> **Stated goal**
Return each line of the listing that contains the string "Mayor".

> **Input**
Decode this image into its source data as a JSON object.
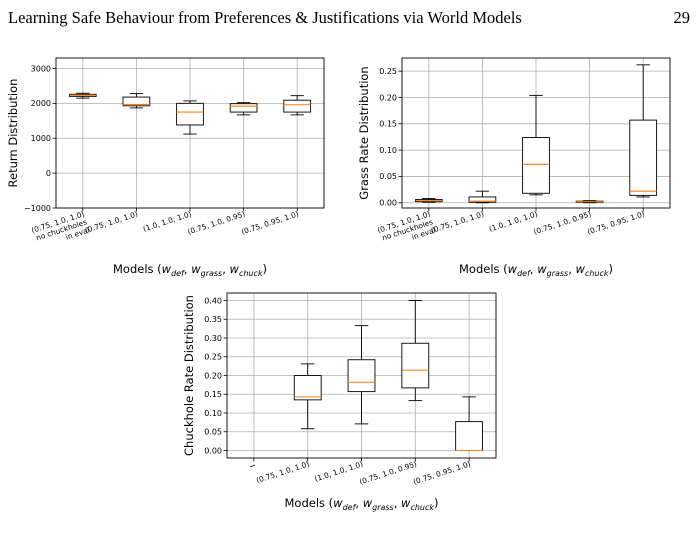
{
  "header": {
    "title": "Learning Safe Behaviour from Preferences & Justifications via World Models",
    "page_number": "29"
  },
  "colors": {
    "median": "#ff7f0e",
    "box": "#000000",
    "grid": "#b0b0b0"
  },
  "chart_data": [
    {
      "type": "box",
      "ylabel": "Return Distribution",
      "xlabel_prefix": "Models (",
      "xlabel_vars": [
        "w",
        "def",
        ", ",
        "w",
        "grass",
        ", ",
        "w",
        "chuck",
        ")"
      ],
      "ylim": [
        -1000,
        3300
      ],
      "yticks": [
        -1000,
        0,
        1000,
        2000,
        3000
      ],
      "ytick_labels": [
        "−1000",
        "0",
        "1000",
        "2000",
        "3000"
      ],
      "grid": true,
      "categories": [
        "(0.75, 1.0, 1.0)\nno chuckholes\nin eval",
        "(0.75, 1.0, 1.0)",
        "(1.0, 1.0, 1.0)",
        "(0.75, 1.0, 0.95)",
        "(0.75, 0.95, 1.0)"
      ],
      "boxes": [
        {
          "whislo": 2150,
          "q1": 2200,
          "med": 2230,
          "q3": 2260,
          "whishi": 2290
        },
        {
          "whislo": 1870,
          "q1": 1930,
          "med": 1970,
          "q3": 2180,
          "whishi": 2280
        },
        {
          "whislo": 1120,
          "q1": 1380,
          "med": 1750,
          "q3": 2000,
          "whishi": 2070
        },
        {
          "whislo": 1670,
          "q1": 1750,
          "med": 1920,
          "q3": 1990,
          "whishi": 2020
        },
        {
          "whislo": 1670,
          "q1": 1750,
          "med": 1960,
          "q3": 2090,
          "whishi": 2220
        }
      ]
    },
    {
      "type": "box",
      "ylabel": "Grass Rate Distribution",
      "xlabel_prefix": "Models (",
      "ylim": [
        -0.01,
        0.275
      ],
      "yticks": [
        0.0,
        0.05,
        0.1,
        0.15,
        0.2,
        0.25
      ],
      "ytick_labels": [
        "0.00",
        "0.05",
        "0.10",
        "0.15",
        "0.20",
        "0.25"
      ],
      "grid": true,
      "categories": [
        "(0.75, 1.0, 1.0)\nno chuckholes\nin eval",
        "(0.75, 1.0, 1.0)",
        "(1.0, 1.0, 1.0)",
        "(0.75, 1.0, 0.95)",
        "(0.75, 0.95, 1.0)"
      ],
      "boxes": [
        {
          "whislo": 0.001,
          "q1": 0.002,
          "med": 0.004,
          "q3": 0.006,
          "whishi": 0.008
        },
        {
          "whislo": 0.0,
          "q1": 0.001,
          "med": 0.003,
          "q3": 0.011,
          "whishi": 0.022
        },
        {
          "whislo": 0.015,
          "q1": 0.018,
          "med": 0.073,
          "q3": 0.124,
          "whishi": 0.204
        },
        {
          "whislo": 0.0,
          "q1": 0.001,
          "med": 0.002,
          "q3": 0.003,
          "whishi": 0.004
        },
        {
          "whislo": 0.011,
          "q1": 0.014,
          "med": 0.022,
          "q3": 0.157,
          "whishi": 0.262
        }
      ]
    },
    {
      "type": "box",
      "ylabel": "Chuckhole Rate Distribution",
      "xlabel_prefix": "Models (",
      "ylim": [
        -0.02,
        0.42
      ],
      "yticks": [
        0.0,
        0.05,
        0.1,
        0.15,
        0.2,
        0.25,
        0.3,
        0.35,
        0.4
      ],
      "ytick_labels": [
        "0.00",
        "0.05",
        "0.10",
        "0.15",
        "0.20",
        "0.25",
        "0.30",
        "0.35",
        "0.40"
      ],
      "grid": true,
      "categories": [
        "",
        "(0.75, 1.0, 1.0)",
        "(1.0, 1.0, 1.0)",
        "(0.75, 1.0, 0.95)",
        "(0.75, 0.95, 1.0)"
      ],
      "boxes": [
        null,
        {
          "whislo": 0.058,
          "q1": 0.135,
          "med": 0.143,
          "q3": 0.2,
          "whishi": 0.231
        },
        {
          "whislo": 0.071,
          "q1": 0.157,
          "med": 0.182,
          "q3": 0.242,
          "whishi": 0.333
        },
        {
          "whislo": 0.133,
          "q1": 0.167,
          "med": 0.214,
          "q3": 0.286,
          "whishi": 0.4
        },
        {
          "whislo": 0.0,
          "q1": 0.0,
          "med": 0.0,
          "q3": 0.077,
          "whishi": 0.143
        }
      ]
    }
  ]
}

--

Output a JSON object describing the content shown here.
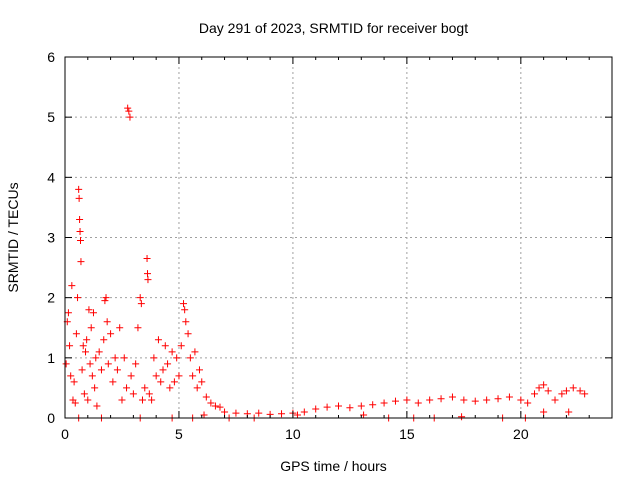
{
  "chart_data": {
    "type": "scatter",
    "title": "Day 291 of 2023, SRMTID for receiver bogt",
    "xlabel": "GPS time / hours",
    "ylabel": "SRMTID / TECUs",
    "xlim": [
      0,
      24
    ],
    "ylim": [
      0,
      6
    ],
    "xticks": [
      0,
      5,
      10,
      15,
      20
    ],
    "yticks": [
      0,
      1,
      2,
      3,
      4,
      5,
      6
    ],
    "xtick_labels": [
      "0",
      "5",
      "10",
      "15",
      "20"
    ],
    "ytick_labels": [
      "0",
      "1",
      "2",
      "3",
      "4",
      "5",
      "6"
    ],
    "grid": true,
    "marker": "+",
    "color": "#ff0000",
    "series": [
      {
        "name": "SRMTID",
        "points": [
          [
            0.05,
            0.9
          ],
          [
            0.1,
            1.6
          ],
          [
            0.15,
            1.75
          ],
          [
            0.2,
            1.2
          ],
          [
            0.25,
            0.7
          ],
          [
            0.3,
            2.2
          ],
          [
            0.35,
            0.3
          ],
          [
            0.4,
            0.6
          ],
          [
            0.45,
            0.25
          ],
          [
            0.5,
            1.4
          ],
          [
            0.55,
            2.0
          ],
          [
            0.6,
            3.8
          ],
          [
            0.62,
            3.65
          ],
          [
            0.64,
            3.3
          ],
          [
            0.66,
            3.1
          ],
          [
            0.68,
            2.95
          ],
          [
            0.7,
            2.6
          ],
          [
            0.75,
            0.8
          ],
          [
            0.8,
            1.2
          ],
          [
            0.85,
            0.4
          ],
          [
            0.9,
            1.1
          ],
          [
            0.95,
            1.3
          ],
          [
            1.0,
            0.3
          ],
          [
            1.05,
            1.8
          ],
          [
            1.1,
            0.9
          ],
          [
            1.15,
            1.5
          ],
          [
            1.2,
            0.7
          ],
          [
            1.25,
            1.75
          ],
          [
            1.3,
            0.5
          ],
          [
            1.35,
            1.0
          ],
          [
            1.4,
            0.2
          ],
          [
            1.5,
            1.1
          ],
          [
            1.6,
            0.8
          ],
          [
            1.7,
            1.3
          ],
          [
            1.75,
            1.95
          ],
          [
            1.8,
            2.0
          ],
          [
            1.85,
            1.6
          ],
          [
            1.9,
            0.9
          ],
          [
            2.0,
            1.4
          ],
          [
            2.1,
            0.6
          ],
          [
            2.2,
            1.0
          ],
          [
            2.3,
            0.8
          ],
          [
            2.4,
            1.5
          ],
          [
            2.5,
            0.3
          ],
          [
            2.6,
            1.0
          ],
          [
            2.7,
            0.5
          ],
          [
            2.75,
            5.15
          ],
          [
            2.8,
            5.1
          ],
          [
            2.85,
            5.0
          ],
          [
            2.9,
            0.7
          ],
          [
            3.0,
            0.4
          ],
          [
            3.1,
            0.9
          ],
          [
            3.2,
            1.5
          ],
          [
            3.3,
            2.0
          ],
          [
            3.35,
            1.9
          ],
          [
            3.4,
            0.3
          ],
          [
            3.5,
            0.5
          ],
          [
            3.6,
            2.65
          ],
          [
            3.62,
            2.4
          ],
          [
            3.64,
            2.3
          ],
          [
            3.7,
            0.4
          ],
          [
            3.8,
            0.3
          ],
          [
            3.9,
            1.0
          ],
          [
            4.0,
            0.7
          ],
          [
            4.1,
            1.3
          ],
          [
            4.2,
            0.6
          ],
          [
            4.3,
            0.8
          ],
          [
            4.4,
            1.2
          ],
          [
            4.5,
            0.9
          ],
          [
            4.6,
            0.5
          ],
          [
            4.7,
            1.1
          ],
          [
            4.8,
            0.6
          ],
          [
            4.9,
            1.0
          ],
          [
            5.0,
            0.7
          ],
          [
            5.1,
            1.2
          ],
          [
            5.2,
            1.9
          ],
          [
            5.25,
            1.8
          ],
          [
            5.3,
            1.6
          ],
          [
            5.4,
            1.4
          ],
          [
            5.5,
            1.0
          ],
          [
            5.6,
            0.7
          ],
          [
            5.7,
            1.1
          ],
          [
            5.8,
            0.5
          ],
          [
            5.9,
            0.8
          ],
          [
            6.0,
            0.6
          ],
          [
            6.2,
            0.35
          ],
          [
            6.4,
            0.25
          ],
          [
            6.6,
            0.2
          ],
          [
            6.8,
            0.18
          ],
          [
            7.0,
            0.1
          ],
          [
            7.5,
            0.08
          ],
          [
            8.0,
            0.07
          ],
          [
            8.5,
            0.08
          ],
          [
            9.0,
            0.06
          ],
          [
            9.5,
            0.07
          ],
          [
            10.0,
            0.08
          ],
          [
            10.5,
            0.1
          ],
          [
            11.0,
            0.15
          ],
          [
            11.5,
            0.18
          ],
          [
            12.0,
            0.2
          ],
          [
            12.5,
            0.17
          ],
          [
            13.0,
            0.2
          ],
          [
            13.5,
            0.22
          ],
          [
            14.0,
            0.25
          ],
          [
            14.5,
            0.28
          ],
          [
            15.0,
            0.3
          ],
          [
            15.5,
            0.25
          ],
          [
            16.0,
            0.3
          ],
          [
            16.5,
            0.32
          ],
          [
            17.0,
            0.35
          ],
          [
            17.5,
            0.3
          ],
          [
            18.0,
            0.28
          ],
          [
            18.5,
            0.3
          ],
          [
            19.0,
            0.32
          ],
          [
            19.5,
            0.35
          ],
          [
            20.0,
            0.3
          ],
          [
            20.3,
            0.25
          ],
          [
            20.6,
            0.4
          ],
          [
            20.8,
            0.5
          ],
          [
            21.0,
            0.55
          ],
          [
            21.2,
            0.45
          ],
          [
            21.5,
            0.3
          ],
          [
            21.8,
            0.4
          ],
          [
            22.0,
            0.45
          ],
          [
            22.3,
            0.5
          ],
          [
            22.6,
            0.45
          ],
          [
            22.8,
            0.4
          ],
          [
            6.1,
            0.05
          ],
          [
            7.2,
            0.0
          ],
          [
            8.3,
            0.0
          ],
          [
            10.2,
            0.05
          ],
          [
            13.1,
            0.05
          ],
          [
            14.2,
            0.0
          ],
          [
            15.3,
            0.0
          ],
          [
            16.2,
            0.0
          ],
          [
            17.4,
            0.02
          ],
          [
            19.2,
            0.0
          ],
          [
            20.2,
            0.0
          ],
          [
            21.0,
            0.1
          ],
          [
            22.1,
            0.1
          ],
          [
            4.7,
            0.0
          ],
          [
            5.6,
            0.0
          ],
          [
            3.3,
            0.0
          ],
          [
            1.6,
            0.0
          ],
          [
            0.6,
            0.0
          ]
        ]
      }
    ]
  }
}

---

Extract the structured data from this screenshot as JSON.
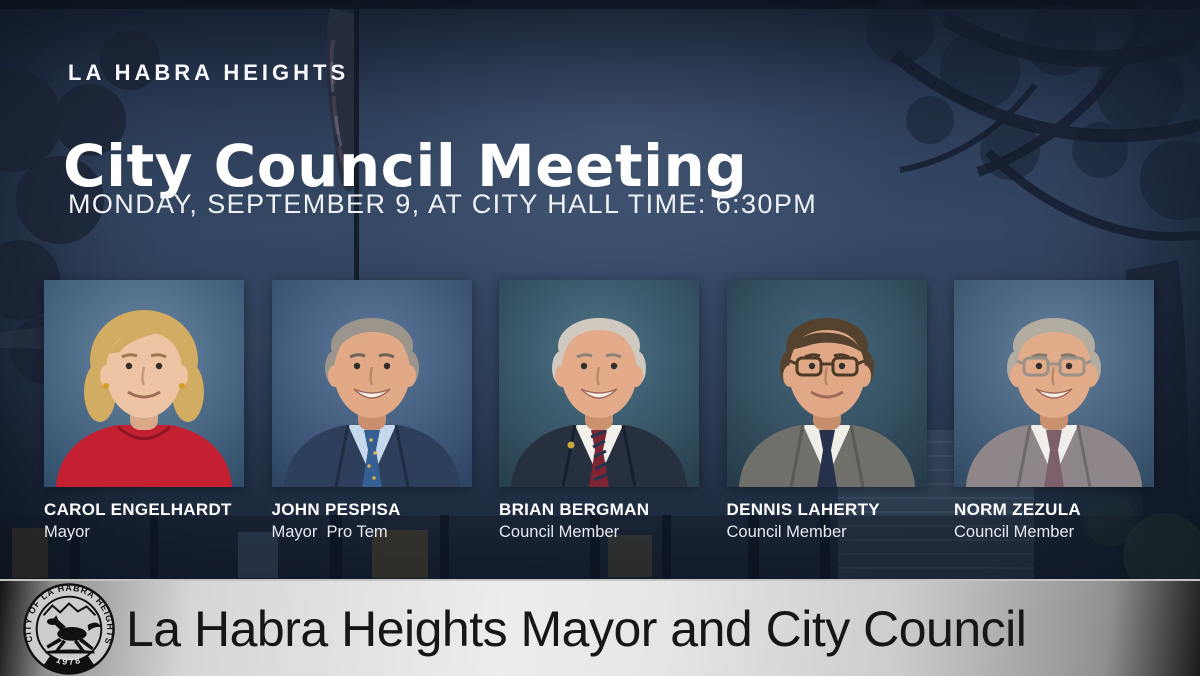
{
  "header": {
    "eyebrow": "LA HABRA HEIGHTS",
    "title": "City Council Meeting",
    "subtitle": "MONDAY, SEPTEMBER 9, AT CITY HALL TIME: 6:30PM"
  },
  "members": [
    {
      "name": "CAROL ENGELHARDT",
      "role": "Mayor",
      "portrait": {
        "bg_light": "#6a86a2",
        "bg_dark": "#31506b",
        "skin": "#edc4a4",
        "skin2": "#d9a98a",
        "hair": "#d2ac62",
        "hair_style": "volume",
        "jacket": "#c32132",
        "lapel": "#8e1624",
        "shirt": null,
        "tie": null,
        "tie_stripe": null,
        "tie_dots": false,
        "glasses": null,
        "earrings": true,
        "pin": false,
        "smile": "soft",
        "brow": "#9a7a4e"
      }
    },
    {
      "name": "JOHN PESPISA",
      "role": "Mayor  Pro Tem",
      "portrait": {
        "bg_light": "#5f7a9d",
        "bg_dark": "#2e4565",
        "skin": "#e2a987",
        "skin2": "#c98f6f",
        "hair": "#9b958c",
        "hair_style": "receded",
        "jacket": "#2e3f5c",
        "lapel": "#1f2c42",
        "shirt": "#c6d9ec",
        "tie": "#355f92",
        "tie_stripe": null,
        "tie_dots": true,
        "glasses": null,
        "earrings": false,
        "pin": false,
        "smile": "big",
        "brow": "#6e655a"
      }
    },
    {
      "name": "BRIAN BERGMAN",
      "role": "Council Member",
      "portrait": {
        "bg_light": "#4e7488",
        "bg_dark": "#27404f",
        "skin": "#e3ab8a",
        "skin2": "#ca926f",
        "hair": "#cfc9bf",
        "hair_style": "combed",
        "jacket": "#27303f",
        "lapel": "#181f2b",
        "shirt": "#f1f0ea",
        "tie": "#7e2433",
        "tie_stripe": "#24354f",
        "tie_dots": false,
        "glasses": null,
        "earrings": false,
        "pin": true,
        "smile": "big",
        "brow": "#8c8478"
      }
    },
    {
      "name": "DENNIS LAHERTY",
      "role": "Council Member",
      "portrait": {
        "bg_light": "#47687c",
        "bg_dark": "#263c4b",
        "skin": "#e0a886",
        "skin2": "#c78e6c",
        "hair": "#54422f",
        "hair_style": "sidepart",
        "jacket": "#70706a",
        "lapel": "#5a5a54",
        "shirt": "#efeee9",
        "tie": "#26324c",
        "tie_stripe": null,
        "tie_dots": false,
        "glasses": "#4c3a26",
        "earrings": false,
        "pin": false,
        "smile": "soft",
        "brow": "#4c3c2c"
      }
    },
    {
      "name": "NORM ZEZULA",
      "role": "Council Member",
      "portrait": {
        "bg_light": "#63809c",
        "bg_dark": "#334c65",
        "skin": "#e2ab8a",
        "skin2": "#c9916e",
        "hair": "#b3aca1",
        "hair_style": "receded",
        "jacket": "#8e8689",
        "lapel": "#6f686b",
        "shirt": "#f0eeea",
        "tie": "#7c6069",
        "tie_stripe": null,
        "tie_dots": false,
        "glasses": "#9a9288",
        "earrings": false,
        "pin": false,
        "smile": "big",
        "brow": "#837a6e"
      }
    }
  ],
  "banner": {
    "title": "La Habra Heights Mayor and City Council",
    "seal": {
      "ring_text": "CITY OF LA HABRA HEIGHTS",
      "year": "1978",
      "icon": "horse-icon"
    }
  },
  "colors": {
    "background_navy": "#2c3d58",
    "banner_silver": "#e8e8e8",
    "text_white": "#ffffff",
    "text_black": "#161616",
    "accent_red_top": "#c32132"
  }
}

> **Complete answer**
      "role": "Mayor",
      "role": "Mayor  Pro Tem",
    "title": "La Habra Heights Mayor and City Council",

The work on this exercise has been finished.